:: Requirements ::
The records below must be copied in full; omit the images.

:: Records provided ::
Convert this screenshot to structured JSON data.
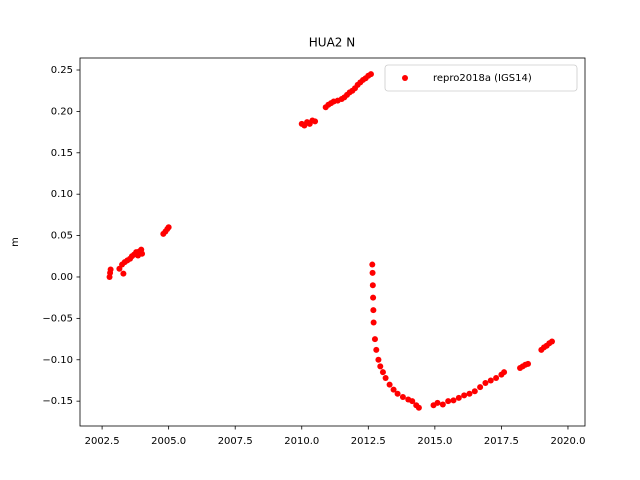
{
  "chart_data": {
    "type": "scatter",
    "title": "HUA2 N",
    "y_label": "m",
    "xlim": [
      2001.67,
      2020.64
    ],
    "ylim": [
      -0.18,
      0.2645
    ],
    "xticks": [
      2002.5,
      {
        "value": 2005,
        "label": "2005.0"
      },
      2007.5,
      {
        "value": 2010,
        "label": "2010.0"
      },
      2012.5,
      {
        "value": 2015,
        "label": "2015.0"
      },
      2017.5,
      {
        "value": 2020,
        "label": "2020.0"
      }
    ],
    "yticks": [
      {
        "value": -0.15,
        "label": "−0.15"
      },
      {
        "value": -0.1,
        "label": "−0.10"
      },
      {
        "value": -0.05,
        "label": "−0.05"
      },
      {
        "value": 0,
        "label": "0.00"
      },
      0.05,
      {
        "value": 0.1,
        "label": "0.10"
      },
      0.15,
      {
        "value": 0.2,
        "label": "0.20"
      },
      0.25
    ],
    "legend_position": "upper right",
    "series": [
      {
        "name": "repro2018a (IGS14)",
        "color": "#ff0000",
        "x": [
          2002.78,
          2002.8,
          2002.82,
          2003.15,
          2003.25,
          2003.3,
          2003.35,
          2003.45,
          2003.55,
          2003.62,
          2003.7,
          2003.78,
          2003.85,
          2003.9,
          2003.97,
          2004.0,
          2004.8,
          2004.88,
          2004.95,
          2005.0,
          2010.0,
          2010.1,
          2010.2,
          2010.3,
          2010.4,
          2010.5,
          2010.9,
          2011.0,
          2011.1,
          2011.2,
          2011.35,
          2011.5,
          2011.6,
          2011.7,
          2011.8,
          2011.9,
          2012.0,
          2012.1,
          2012.2,
          2012.3,
          2012.4,
          2012.5,
          2012.6,
          2012.65,
          2012.66,
          2012.67,
          2012.68,
          2012.69,
          2012.7,
          2012.75,
          2012.8,
          2012.88,
          2012.95,
          2013.05,
          2013.15,
          2013.3,
          2013.45,
          2013.6,
          2013.8,
          2014.0,
          2014.15,
          2014.3,
          2014.4,
          2014.95,
          2015.1,
          2015.3,
          2015.5,
          2015.7,
          2015.9,
          2016.1,
          2016.3,
          2016.5,
          2016.7,
          2016.9,
          2017.1,
          2017.3,
          2017.5,
          2017.6,
          2018.2,
          2018.3,
          2018.4,
          2018.5,
          2019.0,
          2019.1,
          2019.2,
          2019.3,
          2019.4
        ],
        "values": [
          0.0,
          0.005,
          0.009,
          0.01,
          0.015,
          0.004,
          0.018,
          0.02,
          0.022,
          0.025,
          0.027,
          0.03,
          0.026,
          0.031,
          0.033,
          0.028,
          0.052,
          0.055,
          0.058,
          0.06,
          0.185,
          0.183,
          0.187,
          0.185,
          0.189,
          0.188,
          0.205,
          0.208,
          0.21,
          0.212,
          0.213,
          0.215,
          0.217,
          0.22,
          0.223,
          0.225,
          0.228,
          0.232,
          0.235,
          0.238,
          0.24,
          0.243,
          0.245,
          0.015,
          0.005,
          -0.01,
          -0.025,
          -0.04,
          -0.055,
          -0.075,
          -0.088,
          -0.1,
          -0.108,
          -0.115,
          -0.122,
          -0.13,
          -0.136,
          -0.141,
          -0.145,
          -0.148,
          -0.15,
          -0.155,
          -0.158,
          -0.155,
          -0.152,
          -0.154,
          -0.15,
          -0.149,
          -0.146,
          -0.143,
          -0.141,
          -0.138,
          -0.133,
          -0.128,
          -0.125,
          -0.122,
          -0.118,
          -0.115,
          -0.11,
          -0.108,
          -0.106,
          -0.105,
          -0.088,
          -0.085,
          -0.083,
          -0.08,
          -0.078
        ]
      }
    ]
  }
}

:: Response ::
Convert this screenshot to structured JSON data.
{
  "chart_data": {
    "type": "scatter",
    "title": "HUA2 N",
    "y_label": "m",
    "xlim": [
      2001.67,
      2020.64
    ],
    "ylim": [
      -0.18,
      0.2645
    ],
    "xticks": [
      2002.5,
      {
        "value": 2005,
        "label": "2005.0"
      },
      2007.5,
      {
        "value": 2010,
        "label": "2010.0"
      },
      2012.5,
      {
        "value": 2015,
        "label": "2015.0"
      },
      2017.5,
      {
        "value": 2020,
        "label": "2020.0"
      }
    ],
    "yticks": [
      {
        "value": -0.15,
        "label": "−0.15"
      },
      {
        "value": -0.1,
        "label": "−0.10"
      },
      {
        "value": -0.05,
        "label": "−0.05"
      },
      {
        "value": 0,
        "label": "0.00"
      },
      0.05,
      {
        "value": 0.1,
        "label": "0.10"
      },
      0.15,
      {
        "value": 0.2,
        "label": "0.20"
      },
      0.25
    ],
    "legend_position": "upper right",
    "series": [
      {
        "name": "repro2018a (IGS14)",
        "color": "#ff0000",
        "x": [
          2002.78,
          2002.8,
          2002.82,
          2003.15,
          2003.25,
          2003.3,
          2003.35,
          2003.45,
          2003.55,
          2003.62,
          2003.7,
          2003.78,
          2003.85,
          2003.9,
          2003.97,
          2004.0,
          2004.8,
          2004.88,
          2004.95,
          2005.0,
          2010.0,
          2010.1,
          2010.2,
          2010.3,
          2010.4,
          2010.5,
          2010.9,
          2011.0,
          2011.1,
          2011.2,
          2011.35,
          2011.5,
          2011.6,
          2011.7,
          2011.8,
          2011.9,
          2012.0,
          2012.1,
          2012.2,
          2012.3,
          2012.4,
          2012.5,
          2012.6,
          2012.65,
          2012.66,
          2012.67,
          2012.68,
          2012.69,
          2012.7,
          2012.75,
          2012.8,
          2012.88,
          2012.95,
          2013.05,
          2013.15,
          2013.3,
          2013.45,
          2013.6,
          2013.8,
          2014.0,
          2014.15,
          2014.3,
          2014.4,
          2014.95,
          2015.1,
          2015.3,
          2015.5,
          2015.7,
          2015.9,
          2016.1,
          2016.3,
          2016.5,
          2016.7,
          2016.9,
          2017.1,
          2017.3,
          2017.5,
          2017.6,
          2018.2,
          2018.3,
          2018.4,
          2018.5,
          2019.0,
          2019.1,
          2019.2,
          2019.3,
          2019.4
        ],
        "values": [
          0.0,
          0.005,
          0.009,
          0.01,
          0.015,
          0.004,
          0.018,
          0.02,
          0.022,
          0.025,
          0.027,
          0.03,
          0.026,
          0.031,
          0.033,
          0.028,
          0.052,
          0.055,
          0.058,
          0.06,
          0.185,
          0.183,
          0.187,
          0.185,
          0.189,
          0.188,
          0.205,
          0.208,
          0.21,
          0.212,
          0.213,
          0.215,
          0.217,
          0.22,
          0.223,
          0.225,
          0.228,
          0.232,
          0.235,
          0.238,
          0.24,
          0.243,
          0.245,
          0.015,
          0.005,
          -0.01,
          -0.025,
          -0.04,
          -0.055,
          -0.075,
          -0.088,
          -0.1,
          -0.108,
          -0.115,
          -0.122,
          -0.13,
          -0.136,
          -0.141,
          -0.145,
          -0.148,
          -0.15,
          -0.155,
          -0.158,
          -0.155,
          -0.152,
          -0.154,
          -0.15,
          -0.149,
          -0.146,
          -0.143,
          -0.141,
          -0.138,
          -0.133,
          -0.128,
          -0.125,
          -0.122,
          -0.118,
          -0.115,
          -0.11,
          -0.108,
          -0.106,
          -0.105,
          -0.088,
          -0.085,
          -0.083,
          -0.08,
          -0.078
        ]
      }
    ]
  }
}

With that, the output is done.